Stored records —
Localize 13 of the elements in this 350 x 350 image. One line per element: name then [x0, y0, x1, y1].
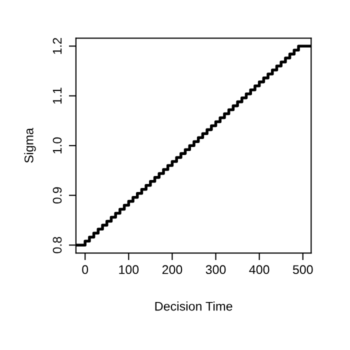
y-tick-label: 1.0: [52, 137, 62, 154]
y-tick-label: 0.8: [52, 236, 62, 254]
y-tick-label: 1.2: [52, 38, 62, 54]
y-tick-label: 1.1: [52, 88, 62, 104]
x-tick-label: 100: [119, 265, 139, 274]
y-tick-label: 0.9: [52, 187, 62, 204]
x-tick-label: 300: [206, 265, 226, 274]
y-axis-title: Sigma: [24, 128, 36, 163]
x-tick-label: 500: [292, 265, 313, 274]
x-tick-label: 0: [82, 265, 88, 274]
x-tick-label: 400: [249, 265, 270, 274]
x-axis-title: Decision Time: [155, 302, 232, 311]
x-tick-label: 200: [162, 265, 182, 274]
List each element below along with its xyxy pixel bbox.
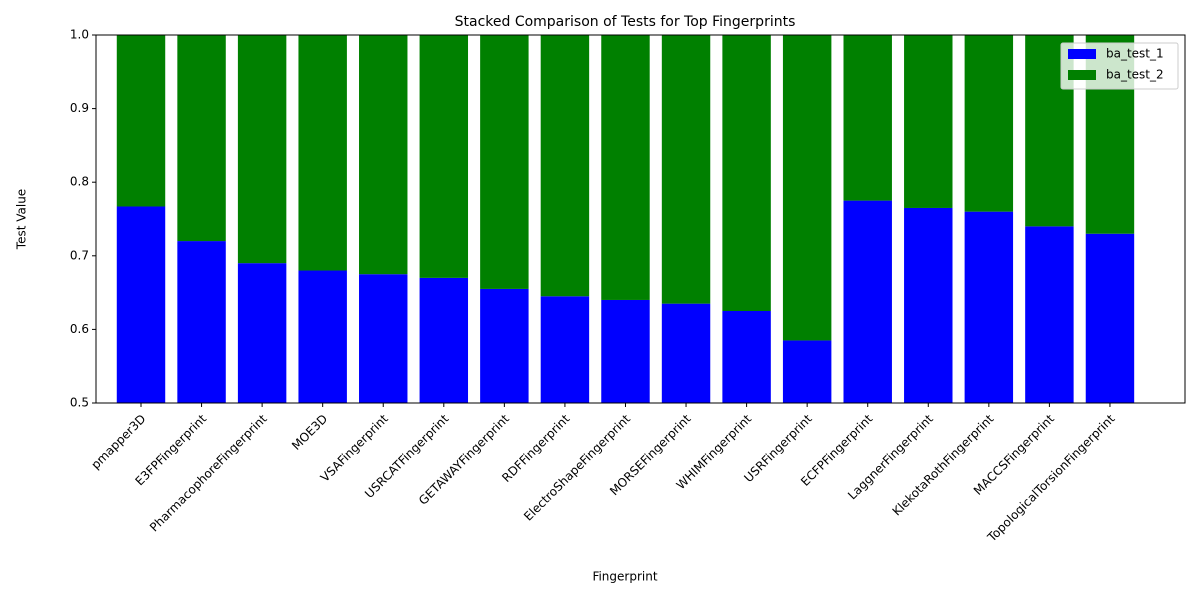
y-axis-label: Test Value	[15, 189, 29, 250]
bar-segment	[722, 311, 771, 403]
bar-segment	[661, 35, 711, 304]
y-tick-label: 0.5	[70, 396, 89, 410]
bar-segment	[177, 35, 226, 242]
bar-segment	[419, 35, 469, 278]
bar-segment	[419, 277, 469, 403]
bar-segment	[116, 206, 166, 403]
x-tick-label: MOE3D	[289, 412, 330, 453]
y-tick-label: 0.7	[70, 248, 89, 262]
x-tick-label: TopologicalTorsionFingerprint	[984, 411, 1118, 545]
bar-segment	[116, 35, 166, 207]
bar-segment	[298, 35, 347, 271]
y-tick-label: 0.6	[70, 322, 89, 336]
bar-segment	[177, 241, 226, 403]
legend-swatch	[1068, 70, 1096, 80]
bar-segment	[904, 207, 953, 403]
bar-segment	[601, 35, 650, 300]
bar-segment	[237, 35, 287, 264]
bar-segment	[843, 200, 892, 403]
bars	[116, 35, 1135, 403]
x-tick-label: KlekotaRothFingerprint	[890, 411, 997, 518]
bar-segment	[540, 296, 590, 403]
bar-segment	[1025, 226, 1074, 403]
bar-segment	[480, 288, 529, 403]
bar-segment	[1085, 233, 1135, 403]
bar-segment	[359, 35, 408, 275]
bar-segment	[480, 35, 529, 289]
bar-segment	[843, 35, 892, 201]
bar-segment	[782, 340, 832, 403]
x-axis-label: Fingerprint	[592, 570, 657, 584]
x-tick-label: pmapper3D	[88, 412, 148, 472]
bar-segment	[782, 35, 832, 341]
bar-segment	[540, 35, 590, 297]
plot-frame	[95, 34, 1186, 404]
bar-segment	[661, 303, 711, 403]
y-tick-label: 0.9	[70, 101, 89, 115]
bar-segment	[964, 211, 1014, 403]
x-tick-label: ElectroShapeFingerprint	[521, 411, 633, 523]
bar-segment	[904, 35, 953, 208]
bar-segment	[601, 299, 650, 403]
y-tick-label: 1.0	[70, 28, 89, 42]
bar-segment	[298, 270, 347, 403]
bar-segment	[1025, 35, 1074, 227]
chart-title: Stacked Comparison of Tests for Top Fing…	[455, 14, 796, 30]
legend-swatch	[1068, 49, 1096, 59]
bar-segment	[359, 274, 408, 403]
legend-label: ba_test_1	[1106, 47, 1164, 61]
x-tick-label: PharmacophoreFingerprint	[147, 411, 270, 534]
legend-label: ba_test_2	[1106, 68, 1164, 82]
bar-segment	[237, 263, 287, 403]
bar-segment	[722, 35, 771, 311]
y-tick-label: 0.8	[70, 175, 89, 189]
bar-segment	[964, 35, 1014, 212]
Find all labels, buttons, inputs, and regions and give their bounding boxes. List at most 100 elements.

The task — Copy every line above word for word, but drop the picture placeholders.

Completed exercise —
Localize 13 of the elements in this 350 x 350 image. One line per element: name then [x0, y0, x1, y1].
y-tick-label: 1.0: [52, 137, 62, 154]
y-tick-label: 0.8: [52, 236, 62, 254]
y-tick-label: 1.2: [52, 38, 62, 54]
y-tick-label: 1.1: [52, 88, 62, 104]
x-tick-label: 100: [119, 265, 139, 274]
y-tick-label: 0.9: [52, 187, 62, 204]
x-tick-label: 300: [206, 265, 226, 274]
y-axis-title: Sigma: [24, 128, 36, 163]
x-tick-label: 500: [292, 265, 313, 274]
x-tick-label: 0: [82, 265, 88, 274]
x-tick-label: 400: [249, 265, 270, 274]
x-axis-title: Decision Time: [155, 302, 232, 311]
x-tick-label: 200: [162, 265, 182, 274]
List each element below along with its xyxy pixel bbox.
y-axis-label: Test Value	[15, 189, 29, 250]
bar-segment	[722, 311, 771, 403]
bar-segment	[661, 35, 711, 304]
y-tick-label: 0.5	[70, 396, 89, 410]
bar-segment	[177, 35, 226, 242]
bar-segment	[419, 35, 469, 278]
bar-segment	[419, 277, 469, 403]
bar-segment	[116, 206, 166, 403]
x-tick-label: MOE3D	[289, 412, 330, 453]
y-tick-label: 0.7	[70, 248, 89, 262]
x-tick-label: TopologicalTorsionFingerprint	[984, 411, 1118, 545]
bar-segment	[116, 35, 166, 207]
bar-segment	[298, 35, 347, 271]
y-tick-label: 0.6	[70, 322, 89, 336]
bar-segment	[177, 241, 226, 403]
legend-swatch	[1068, 70, 1096, 80]
bar-segment	[904, 207, 953, 403]
bar-segment	[601, 35, 650, 300]
bar-segment	[237, 35, 287, 264]
bar-segment	[843, 200, 892, 403]
bars	[116, 35, 1135, 403]
x-tick-label: KlekotaRothFingerprint	[890, 411, 997, 518]
bar-segment	[540, 296, 590, 403]
bar-segment	[1025, 226, 1074, 403]
bar-segment	[480, 288, 529, 403]
bar-segment	[1085, 233, 1135, 403]
bar-segment	[359, 35, 408, 275]
bar-segment	[480, 35, 529, 289]
bar-segment	[843, 35, 892, 201]
bar-segment	[782, 340, 832, 403]
x-axis-label: Fingerprint	[592, 570, 657, 584]
x-tick-label: pmapper3D	[88, 412, 148, 472]
bar-segment	[782, 35, 832, 341]
bar-segment	[540, 35, 590, 297]
plot-frame	[95, 34, 1186, 404]
bar-segment	[661, 303, 711, 403]
y-tick-label: 0.9	[70, 101, 89, 115]
bar-segment	[964, 211, 1014, 403]
x-tick-label: ElectroShapeFingerprint	[521, 411, 633, 523]
bar-segment	[904, 35, 953, 208]
bar-segment	[601, 299, 650, 403]
y-tick-label: 1.0	[70, 28, 89, 42]
bar-segment	[298, 270, 347, 403]
bar-segment	[1025, 35, 1074, 227]
chart-title: Stacked Comparison of Tests for Top Fing…	[455, 14, 796, 30]
legend-swatch	[1068, 49, 1096, 59]
bar-segment	[359, 274, 408, 403]
legend-label: ba_test_1	[1106, 47, 1164, 61]
x-tick-label: PharmacophoreFingerprint	[147, 411, 270, 534]
legend-label: ba_test_2	[1106, 68, 1164, 82]
bar-segment	[237, 263, 287, 403]
bar-segment	[722, 35, 771, 311]
y-tick-label: 0.8	[70, 175, 89, 189]
bar-segment	[964, 35, 1014, 212]
Find all labels, buttons, inputs, and regions and give their bounding boxes. List at most 100 elements.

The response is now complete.